§ AIM OF THE EXERCISE
In the listing below, locate the lines that hold "only" and copy them.

——

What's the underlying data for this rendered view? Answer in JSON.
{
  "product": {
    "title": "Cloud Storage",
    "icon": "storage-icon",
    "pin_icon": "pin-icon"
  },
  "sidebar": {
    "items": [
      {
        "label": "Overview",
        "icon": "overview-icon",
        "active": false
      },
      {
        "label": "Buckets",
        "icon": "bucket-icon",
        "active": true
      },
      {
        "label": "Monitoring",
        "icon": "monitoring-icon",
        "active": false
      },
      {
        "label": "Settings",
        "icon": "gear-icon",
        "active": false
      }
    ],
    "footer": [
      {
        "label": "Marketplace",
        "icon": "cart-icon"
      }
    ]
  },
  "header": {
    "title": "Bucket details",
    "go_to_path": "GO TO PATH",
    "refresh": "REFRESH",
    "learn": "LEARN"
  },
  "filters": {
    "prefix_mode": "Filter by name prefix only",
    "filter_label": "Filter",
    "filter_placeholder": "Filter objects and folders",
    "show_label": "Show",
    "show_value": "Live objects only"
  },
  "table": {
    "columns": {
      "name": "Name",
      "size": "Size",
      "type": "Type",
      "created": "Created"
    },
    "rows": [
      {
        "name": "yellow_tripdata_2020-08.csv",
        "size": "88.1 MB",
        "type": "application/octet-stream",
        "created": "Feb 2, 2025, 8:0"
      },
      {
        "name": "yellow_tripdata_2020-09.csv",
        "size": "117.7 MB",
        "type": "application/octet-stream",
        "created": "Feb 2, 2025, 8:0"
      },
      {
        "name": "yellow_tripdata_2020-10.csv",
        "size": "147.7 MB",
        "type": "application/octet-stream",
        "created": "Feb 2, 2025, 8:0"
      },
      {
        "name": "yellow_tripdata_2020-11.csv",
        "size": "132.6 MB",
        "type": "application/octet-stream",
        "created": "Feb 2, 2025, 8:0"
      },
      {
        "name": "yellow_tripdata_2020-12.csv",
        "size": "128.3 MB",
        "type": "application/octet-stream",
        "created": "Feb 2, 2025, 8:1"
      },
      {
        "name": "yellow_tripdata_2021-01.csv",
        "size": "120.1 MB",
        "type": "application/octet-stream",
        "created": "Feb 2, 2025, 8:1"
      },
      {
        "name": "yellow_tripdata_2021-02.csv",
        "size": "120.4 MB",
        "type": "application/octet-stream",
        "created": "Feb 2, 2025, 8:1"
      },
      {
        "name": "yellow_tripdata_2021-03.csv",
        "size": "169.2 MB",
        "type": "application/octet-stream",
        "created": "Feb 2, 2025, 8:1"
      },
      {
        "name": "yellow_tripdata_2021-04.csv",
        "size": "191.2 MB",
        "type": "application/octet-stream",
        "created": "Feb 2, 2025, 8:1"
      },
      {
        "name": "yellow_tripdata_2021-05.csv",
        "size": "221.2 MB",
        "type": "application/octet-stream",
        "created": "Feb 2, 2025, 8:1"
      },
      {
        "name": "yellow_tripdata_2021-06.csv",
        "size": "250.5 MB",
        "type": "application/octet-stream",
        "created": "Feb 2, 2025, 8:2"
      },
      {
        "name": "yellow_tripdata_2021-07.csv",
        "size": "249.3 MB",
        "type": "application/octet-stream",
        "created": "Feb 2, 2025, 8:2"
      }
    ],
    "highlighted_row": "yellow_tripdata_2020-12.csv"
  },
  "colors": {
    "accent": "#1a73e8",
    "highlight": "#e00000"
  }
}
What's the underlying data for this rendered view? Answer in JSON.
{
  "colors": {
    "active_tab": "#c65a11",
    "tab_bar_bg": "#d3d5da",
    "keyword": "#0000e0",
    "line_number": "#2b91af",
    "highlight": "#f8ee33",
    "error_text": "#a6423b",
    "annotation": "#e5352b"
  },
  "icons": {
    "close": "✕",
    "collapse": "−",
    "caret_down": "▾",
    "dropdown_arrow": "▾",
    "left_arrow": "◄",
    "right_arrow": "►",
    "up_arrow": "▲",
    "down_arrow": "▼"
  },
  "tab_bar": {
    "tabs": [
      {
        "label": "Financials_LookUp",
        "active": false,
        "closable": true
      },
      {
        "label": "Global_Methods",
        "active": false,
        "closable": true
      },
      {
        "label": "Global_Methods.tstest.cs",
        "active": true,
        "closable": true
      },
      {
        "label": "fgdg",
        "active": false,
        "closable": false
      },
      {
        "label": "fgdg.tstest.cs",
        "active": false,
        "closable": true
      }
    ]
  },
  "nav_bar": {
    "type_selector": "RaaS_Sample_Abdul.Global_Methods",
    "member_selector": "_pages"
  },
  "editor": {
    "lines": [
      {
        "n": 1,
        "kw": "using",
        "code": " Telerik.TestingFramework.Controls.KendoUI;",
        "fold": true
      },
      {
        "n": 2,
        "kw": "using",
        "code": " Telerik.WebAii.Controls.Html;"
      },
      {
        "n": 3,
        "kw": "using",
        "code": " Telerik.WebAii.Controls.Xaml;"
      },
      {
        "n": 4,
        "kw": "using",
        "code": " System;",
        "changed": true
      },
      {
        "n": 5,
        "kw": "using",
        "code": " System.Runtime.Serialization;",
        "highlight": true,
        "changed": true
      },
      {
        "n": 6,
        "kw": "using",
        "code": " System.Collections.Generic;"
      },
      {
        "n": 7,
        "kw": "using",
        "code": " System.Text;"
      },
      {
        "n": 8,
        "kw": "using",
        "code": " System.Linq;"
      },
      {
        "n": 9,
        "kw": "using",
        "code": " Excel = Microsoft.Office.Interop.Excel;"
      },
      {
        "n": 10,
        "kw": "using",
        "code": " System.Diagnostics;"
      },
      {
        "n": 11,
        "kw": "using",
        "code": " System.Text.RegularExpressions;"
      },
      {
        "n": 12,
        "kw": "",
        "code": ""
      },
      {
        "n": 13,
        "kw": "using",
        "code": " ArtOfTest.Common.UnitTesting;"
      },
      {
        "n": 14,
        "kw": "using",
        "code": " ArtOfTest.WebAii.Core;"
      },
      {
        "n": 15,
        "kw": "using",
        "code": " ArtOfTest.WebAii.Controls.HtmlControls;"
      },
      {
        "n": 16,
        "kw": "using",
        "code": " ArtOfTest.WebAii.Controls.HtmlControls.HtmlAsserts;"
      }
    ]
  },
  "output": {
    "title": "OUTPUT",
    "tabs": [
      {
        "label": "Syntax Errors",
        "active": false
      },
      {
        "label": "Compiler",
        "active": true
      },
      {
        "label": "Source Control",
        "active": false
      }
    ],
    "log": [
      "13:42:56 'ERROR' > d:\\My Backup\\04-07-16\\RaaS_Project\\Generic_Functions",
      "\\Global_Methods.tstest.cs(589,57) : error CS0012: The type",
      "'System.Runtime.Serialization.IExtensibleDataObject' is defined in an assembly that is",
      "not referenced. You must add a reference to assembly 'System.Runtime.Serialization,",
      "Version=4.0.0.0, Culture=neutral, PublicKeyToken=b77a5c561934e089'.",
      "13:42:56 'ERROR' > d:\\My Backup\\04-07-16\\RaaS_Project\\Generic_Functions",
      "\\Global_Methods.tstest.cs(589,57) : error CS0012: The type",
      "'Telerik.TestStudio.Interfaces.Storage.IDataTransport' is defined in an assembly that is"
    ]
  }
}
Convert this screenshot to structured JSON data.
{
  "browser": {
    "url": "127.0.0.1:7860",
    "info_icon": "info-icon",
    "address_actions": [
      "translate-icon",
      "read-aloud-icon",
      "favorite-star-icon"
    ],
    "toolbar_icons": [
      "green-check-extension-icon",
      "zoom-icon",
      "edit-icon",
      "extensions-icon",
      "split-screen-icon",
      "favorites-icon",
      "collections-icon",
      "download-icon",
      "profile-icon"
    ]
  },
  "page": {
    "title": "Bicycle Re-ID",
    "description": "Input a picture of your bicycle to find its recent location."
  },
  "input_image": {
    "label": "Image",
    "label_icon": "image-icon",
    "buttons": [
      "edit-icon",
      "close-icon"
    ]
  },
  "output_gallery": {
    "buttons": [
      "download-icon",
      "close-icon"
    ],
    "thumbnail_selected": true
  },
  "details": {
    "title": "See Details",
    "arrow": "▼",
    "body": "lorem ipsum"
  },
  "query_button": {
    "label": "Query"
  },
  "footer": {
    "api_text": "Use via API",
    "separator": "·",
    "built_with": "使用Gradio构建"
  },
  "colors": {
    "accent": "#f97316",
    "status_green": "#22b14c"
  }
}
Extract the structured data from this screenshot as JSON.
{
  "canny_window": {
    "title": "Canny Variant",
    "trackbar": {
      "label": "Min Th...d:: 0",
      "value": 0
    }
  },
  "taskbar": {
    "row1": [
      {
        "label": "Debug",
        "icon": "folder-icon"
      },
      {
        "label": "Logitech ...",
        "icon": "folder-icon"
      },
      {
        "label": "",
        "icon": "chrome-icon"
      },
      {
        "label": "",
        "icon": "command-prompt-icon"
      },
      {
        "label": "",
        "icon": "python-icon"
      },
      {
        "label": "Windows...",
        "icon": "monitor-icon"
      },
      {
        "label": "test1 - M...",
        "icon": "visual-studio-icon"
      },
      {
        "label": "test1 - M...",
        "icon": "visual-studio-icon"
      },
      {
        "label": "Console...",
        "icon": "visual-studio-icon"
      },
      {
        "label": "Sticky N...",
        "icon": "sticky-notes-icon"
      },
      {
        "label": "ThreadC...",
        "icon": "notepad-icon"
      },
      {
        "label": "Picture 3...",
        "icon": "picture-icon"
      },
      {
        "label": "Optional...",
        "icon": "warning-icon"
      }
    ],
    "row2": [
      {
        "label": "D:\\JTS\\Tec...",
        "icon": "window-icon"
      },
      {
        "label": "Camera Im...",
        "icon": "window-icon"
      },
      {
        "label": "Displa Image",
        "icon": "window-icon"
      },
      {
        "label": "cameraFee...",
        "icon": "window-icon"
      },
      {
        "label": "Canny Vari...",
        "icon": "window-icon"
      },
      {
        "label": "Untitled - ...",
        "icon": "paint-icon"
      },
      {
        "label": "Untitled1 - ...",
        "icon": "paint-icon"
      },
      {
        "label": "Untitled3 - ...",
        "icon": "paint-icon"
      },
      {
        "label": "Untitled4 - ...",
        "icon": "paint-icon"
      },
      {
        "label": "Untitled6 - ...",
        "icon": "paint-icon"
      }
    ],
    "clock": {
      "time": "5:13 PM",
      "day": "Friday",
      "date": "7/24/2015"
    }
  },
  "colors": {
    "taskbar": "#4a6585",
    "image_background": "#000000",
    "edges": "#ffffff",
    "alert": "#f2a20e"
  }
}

——

§ SOLUTION TO THIS EXERCISE
    "prefix_mode": "Filter by name prefix only",
    "show_value": "Live objects only"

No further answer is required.